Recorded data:
※

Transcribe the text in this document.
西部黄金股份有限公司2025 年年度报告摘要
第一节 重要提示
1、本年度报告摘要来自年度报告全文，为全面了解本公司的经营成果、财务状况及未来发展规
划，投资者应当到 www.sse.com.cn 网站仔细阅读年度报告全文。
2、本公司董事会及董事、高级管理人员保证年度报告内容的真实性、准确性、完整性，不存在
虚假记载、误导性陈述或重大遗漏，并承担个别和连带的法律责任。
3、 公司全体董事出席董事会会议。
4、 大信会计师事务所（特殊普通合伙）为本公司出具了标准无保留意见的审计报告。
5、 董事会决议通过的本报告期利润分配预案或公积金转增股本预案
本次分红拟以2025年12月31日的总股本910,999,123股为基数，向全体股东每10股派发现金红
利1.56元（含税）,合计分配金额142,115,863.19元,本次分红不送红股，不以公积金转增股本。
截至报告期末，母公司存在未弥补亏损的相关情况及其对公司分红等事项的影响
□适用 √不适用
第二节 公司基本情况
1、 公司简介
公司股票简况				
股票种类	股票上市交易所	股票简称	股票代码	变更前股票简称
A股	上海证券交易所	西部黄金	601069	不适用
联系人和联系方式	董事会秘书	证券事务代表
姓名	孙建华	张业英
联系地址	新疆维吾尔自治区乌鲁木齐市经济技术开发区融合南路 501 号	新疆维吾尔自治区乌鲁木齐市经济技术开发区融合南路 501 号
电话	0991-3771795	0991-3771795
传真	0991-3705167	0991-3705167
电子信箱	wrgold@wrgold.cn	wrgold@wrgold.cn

※

TASK STATEMENT - Exactly reproduce the material above.

FULL RESPONSE -
Transcribe the text in this document.
西部黄金股份有限公司2025 年年度报告摘要
第一节 重要提示
1、本年度报告摘要来自年度报告全文，为全面了解本公司的经营成果、财务状况及未来发展规
划，投资者应当到 www.sse.com.cn 网站仔细阅读年度报告全文。
2、本公司董事会及董事、高级管理人员保证年度报告内容的真实性、准确性、完整性，不存在
虚假记载、误导性陈述或重大遗漏，并承担个别和连带的法律责任。
3、 公司全体董事出席董事会会议。
4、 大信会计师事务所（特殊普通合伙）为本公司出具了标准无保留意见的审计报告。
5、 董事会决议通过的本报告期利润分配预案或公积金转增股本预案
本次分红拟以2025年12月31日的总股本910,999,123股为基数，向全体股东每10股派发现金红
利1.56元（含税）,合计分配金额142,115,863.19元,本次分红不送红股，不以公积金转增股本。
截至报告期末，母公司存在未弥补亏损的相关情况及其对公司分红等事项的影响
□适用 √不适用
第二节 公司基本情况
1、 公司简介
公司股票简况				
股票种类	股票上市交易所	股票简称	股票代码	变更前股票简称
A股	上海证券交易所	西部黄金	601069	不适用
联系人和联系方式	董事会秘书	证券事务代表
姓名	孙建华	张业英
联系地址	新疆维吾尔自治区乌鲁木齐市经济技术开发区融合南路 501 号	新疆维吾尔自治区乌鲁木齐市经济技术开发区融合南路 501 号
电话	0991-3771795	0991-3771795
传真	0991-3705167	0991-3705167
电子信箱	wrgold@wrgold.cn	wrgold@wrgold.cn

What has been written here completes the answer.